TASK INSTRUCTIONS.
Transcribe all of the material below word for word and leave out its pictures.

RECORDED DATA.

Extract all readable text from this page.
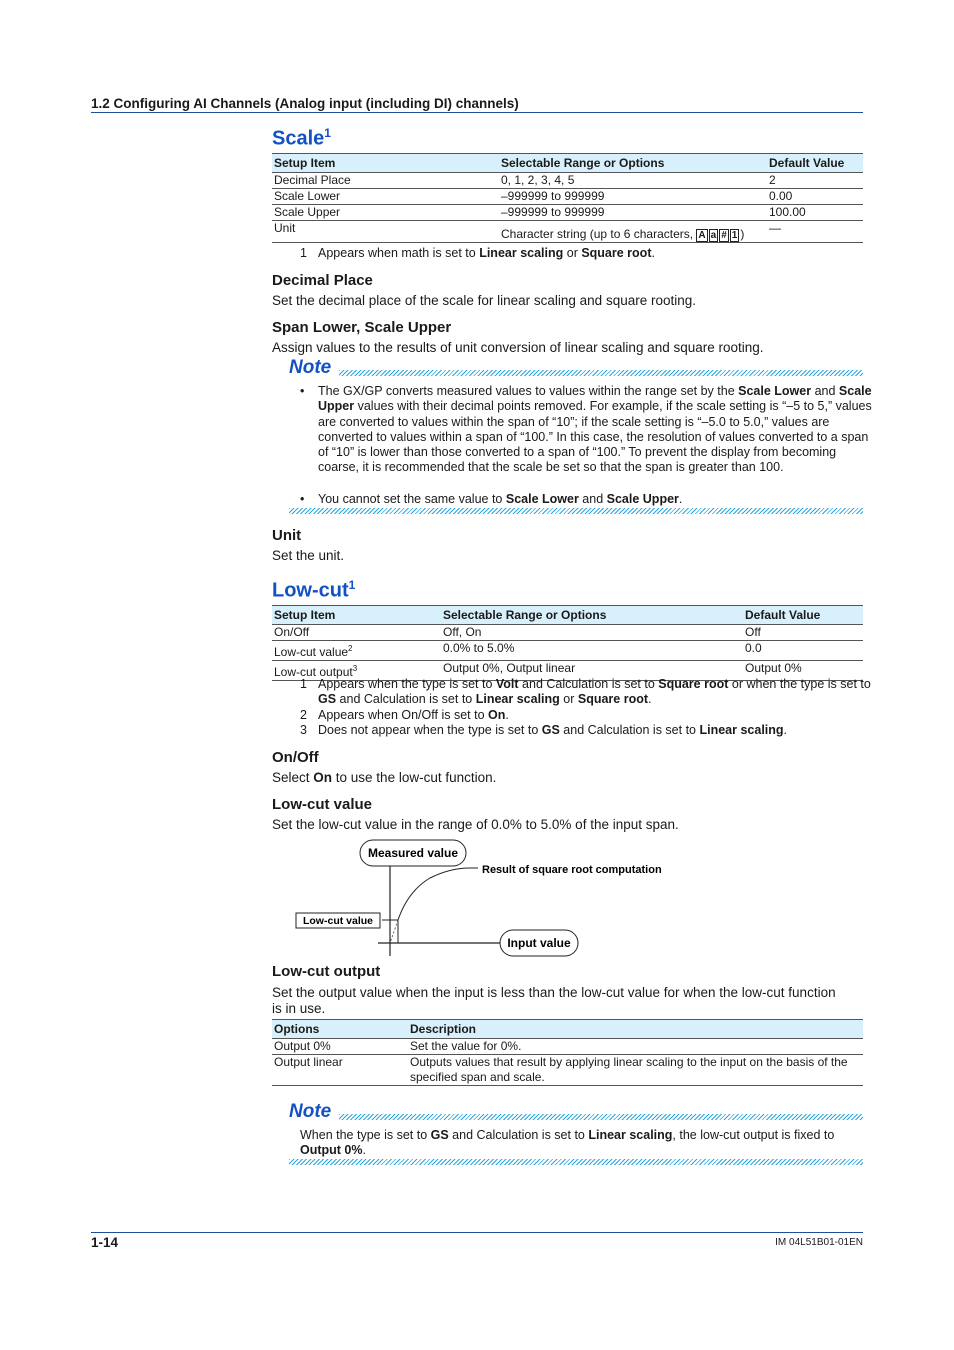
1.2 Configuring AI Channels (Analog input (including DI) channels)
Scale$^1$
Setup Item	Selectable Range or Options	Default Value
Decimal Place	0, 1, 2, 3, 4, 5	2
Scale Lower	–999999 to 999999	0.00
Scale Upper	–999999 to 999999	100.00
Unit	Character string (up to 6 characters, A a # 1 )	—
1 Appears when math is set to Linear scaling or Square root.
Decimal Place
Set the decimal place of the scale for linear scaling and square rooting.
Span Lower, Scale Upper
Assign values to the results of unit conversion of linear scaling and square rooting.
Note
• The GX/GP converts measured values to values within the range set by the Scale Lower and Scale Upper values with their decimal points removed. For example, if the scale setting is “–5 to 5,” values are converted to values within the span of “10”; if the scale setting is “–5.0 to 5.0,” values are converted to values within a span of “100.” In this case, the resolution of values converted to a span of “10” is lower than those converted to a span of “100.” To prevent the display from becoming coarse, it is recommended that the scale be set so that the span is greater than 100.
• You cannot set the same value to Scale Lower and Scale Upper.
Unit
Set the unit.
Low-cut$^1$
Setup Item	Selectable Range or Options	Default Value
On/Off	Off, On	Off
Low-cut value$^2$	0.0% to 5.0%	0.0
Low-cut output$^3$	Output 0%, Output linear	Output 0%
1 Appears when the type is set to Volt and Calculation is set to Square root or when the type is set to GS and Calculation is set to Linear scaling or Square root.
2 Appears when On/Off is set to On.
3 Does not appear when the type is set to GS and Calculation is set to Linear scaling.
On/Off
Select On to use the low-cut function.
Low-cut value
Set the low-cut value in the range of 0.0% to 5.0% of the input span.
Measured value
Result of square root computation
Low-cut value
Input value
Low-cut output
Set the output value when the input is less than the low-cut value for when the low-cut function is in use.
Options	Description
Output 0%	Set the value for 0%.
Output linear	Outputs values that result by applying linear scaling to the input on the basis of the specified span and scale.
Note
When the type is set to GS and Calculation is set to Linear scaling, the low-cut output is fixed to Output 0%.
1-14	IM 04L51B01-01EN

EXERCISE RESULT.
Extract all readable text from this page.
1.2 Configuring AI Channels (Analog input (including DI) channels)
Scale$^1$
Setup Item	Selectable Range or Options	Default Value
Decimal Place	0, 1, 2, 3, 4, 5	2
Scale Lower	–999999 to 999999	0.00
Scale Upper	–999999 to 999999	100.00
Unit	Character string (up to 6 characters, A a # 1 )	—
1 Appears when math is set to Linear scaling or Square root.
Decimal Place
Set the decimal place of the scale for linear scaling and square rooting.
Span Lower, Scale Upper
Assign values to the results of unit conversion of linear scaling and square rooting.
Note
• The GX/GP converts measured values to values within the range set by the Scale Lower and Scale Upper values with their decimal points removed. For example, if the scale setting is “–5 to 5,” values are converted to values within the span of “10”; if the scale setting is “–5.0 to 5.0,” values are converted to values within a span of “100.” In this case, the resolution of values converted to a span of “10” is lower than those converted to a span of “100.” To prevent the display from becoming coarse, it is recommended that the scale be set so that the span is greater than 100.
• You cannot set the same value to Scale Lower and Scale Upper.
Unit
Set the unit.
Low-cut$^1$
Setup Item	Selectable Range or Options	Default Value
On/Off	Off, On	Off
Low-cut value$^2$	0.0% to 5.0%	0.0
Low-cut output$^3$	Output 0%, Output linear	Output 0%
1 Appears when the type is set to Volt and Calculation is set to Square root or when the type is set to GS and Calculation is set to Linear scaling or Square root.
2 Appears when On/Off is set to On.
3 Does not appear when the type is set to GS and Calculation is set to Linear scaling.
On/Off
Select On to use the low-cut function.
Low-cut value
Set the low-cut value in the range of 0.0% to 5.0% of the input span.
Measured value
Result of square root computation
Low-cut value
Input value
Low-cut output
Set the output value when the input is less than the low-cut value for when the low-cut function is in use.
Options	Description
Output 0%	Set the value for 0%.
Output linear	Outputs values that result by applying linear scaling to the input on the basis of the specified span and scale.
Note
When the type is set to GS and Calculation is set to Linear scaling, the low-cut output is fixed to Output 0%.
1-14	IM 04L51B01-01EN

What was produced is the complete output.